Stated problem — Set down the full listing exactly, character for character.

Entries shown —

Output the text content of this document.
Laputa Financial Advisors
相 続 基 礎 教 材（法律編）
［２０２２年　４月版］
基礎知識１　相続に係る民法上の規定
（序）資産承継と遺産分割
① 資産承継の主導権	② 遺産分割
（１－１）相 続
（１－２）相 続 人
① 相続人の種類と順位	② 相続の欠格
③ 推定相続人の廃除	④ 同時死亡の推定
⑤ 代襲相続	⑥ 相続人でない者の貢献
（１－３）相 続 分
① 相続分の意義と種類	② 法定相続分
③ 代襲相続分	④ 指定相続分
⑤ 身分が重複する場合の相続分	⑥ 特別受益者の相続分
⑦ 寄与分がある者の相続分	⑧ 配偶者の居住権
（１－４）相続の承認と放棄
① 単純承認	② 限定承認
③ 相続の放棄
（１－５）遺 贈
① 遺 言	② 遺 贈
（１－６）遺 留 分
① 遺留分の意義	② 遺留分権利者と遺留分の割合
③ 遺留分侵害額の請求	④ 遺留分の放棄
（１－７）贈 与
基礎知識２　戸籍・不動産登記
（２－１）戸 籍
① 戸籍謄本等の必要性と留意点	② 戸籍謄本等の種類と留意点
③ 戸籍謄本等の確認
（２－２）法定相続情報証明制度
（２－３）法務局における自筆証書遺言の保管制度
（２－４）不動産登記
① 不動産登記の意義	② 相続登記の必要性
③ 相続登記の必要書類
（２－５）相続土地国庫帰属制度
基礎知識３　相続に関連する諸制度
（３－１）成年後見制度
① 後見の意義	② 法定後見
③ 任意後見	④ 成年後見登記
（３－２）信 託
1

Output for this task —
Output the text content of this document.
Laputa Financial Advisors
相 続 基 礎 教 材（法律編）
［２０２２年　４月版］
基礎知識１　相続に係る民法上の規定
（序）資産承継と遺産分割
① 資産承継の主導権	② 遺産分割
（１－１）相 続
（１－２）相 続 人
① 相続人の種類と順位	② 相続の欠格
③ 推定相続人の廃除	④ 同時死亡の推定
⑤ 代襲相続	⑥ 相続人でない者の貢献
（１－３）相 続 分
① 相続分の意義と種類	② 法定相続分
③ 代襲相続分	④ 指定相続分
⑤ 身分が重複する場合の相続分	⑥ 特別受益者の相続分
⑦ 寄与分がある者の相続分	⑧ 配偶者の居住権
（１－４）相続の承認と放棄
① 単純承認	② 限定承認
③ 相続の放棄
（１－５）遺 贈
① 遺 言	② 遺 贈
（１－６）遺 留 分
① 遺留分の意義	② 遺留分権利者と遺留分の割合
③ 遺留分侵害額の請求	④ 遺留分の放棄
（１－７）贈 与
基礎知識２　戸籍・不動産登記
（２－１）戸 籍
① 戸籍謄本等の必要性と留意点	② 戸籍謄本等の種類と留意点
③ 戸籍謄本等の確認
（２－２）法定相続情報証明制度
（２－３）法務局における自筆証書遺言の保管制度
（２－４）不動産登記
① 不動産登記の意義	② 相続登記の必要性
③ 相続登記の必要書類
（２－５）相続土地国庫帰属制度
基礎知識３　相続に関連する諸制度
（３－１）成年後見制度
① 後見の意義	② 法定後見
③ 任意後見	④ 成年後見登記
（３－２）信 託
1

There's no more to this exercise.